| DESCRIPTION OF THE TASK |
Search the listing below for "Authentication". Copy each matching line.

| RECORDS TO PROCESS |
---

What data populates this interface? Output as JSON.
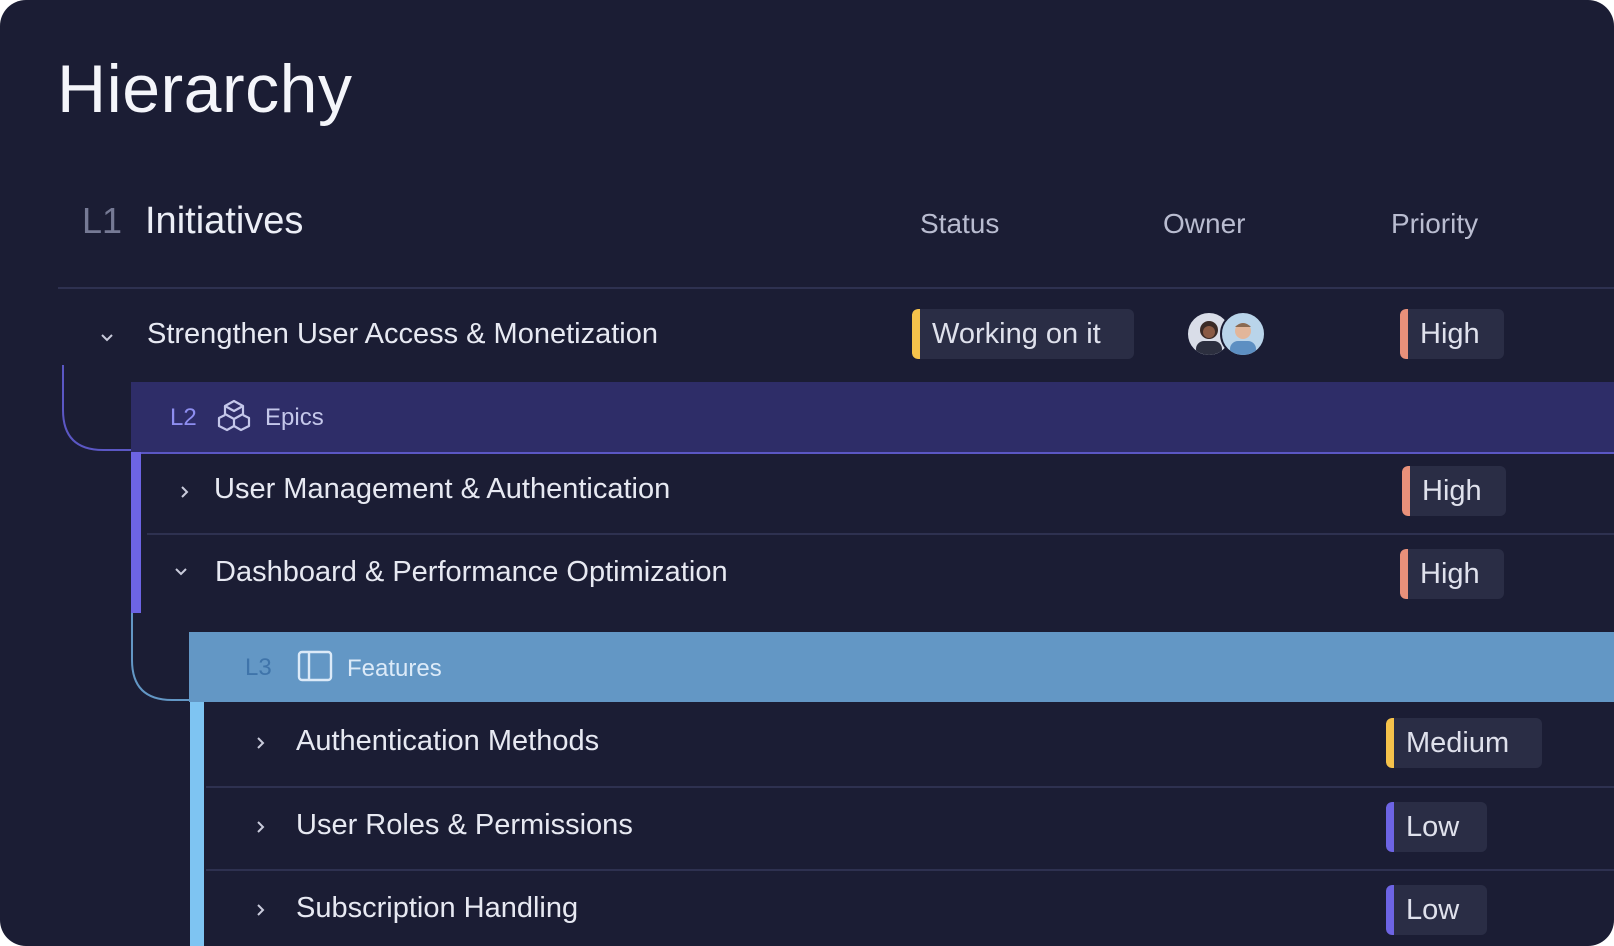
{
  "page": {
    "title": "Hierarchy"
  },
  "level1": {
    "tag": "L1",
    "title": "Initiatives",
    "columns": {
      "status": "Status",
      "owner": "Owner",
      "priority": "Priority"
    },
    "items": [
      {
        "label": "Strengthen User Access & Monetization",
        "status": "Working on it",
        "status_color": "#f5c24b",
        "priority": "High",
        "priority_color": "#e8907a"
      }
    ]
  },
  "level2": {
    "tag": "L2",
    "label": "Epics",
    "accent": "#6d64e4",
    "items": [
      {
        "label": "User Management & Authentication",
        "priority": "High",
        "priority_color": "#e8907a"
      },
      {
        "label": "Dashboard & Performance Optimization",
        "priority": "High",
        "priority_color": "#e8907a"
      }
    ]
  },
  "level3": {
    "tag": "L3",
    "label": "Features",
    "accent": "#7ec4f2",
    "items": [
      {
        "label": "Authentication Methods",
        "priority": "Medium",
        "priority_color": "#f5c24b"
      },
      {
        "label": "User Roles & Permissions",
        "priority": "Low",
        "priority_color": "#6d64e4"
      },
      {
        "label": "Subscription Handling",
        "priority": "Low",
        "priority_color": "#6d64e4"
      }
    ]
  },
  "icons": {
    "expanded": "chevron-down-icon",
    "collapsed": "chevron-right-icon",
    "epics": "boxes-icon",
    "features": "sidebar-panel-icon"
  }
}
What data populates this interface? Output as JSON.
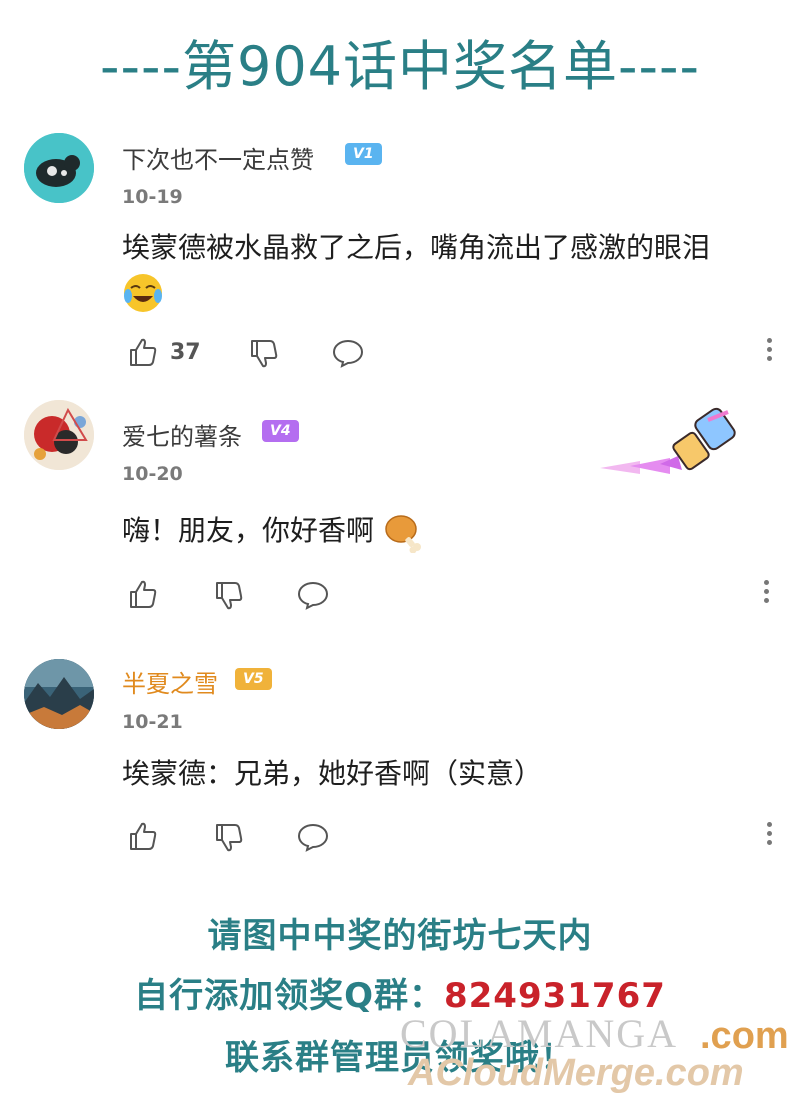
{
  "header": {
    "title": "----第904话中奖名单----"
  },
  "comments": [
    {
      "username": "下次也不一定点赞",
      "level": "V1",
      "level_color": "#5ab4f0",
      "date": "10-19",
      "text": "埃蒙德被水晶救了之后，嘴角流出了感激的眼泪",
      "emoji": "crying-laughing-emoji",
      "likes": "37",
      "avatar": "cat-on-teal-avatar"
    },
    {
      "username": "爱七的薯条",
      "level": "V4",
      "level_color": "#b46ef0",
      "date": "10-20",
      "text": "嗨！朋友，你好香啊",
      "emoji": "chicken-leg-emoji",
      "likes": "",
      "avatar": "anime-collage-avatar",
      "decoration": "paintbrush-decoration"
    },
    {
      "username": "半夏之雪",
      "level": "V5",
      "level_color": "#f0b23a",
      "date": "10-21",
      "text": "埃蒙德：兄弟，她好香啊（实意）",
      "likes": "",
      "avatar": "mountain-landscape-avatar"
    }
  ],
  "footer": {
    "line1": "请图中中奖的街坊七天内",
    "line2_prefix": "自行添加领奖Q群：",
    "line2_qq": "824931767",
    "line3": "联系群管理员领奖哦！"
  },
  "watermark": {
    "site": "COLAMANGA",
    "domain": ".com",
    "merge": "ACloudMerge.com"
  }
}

---

| REPLY TO THE TASK |
        "label": "User Management & Authentication",
        "label": "Authentication Methods",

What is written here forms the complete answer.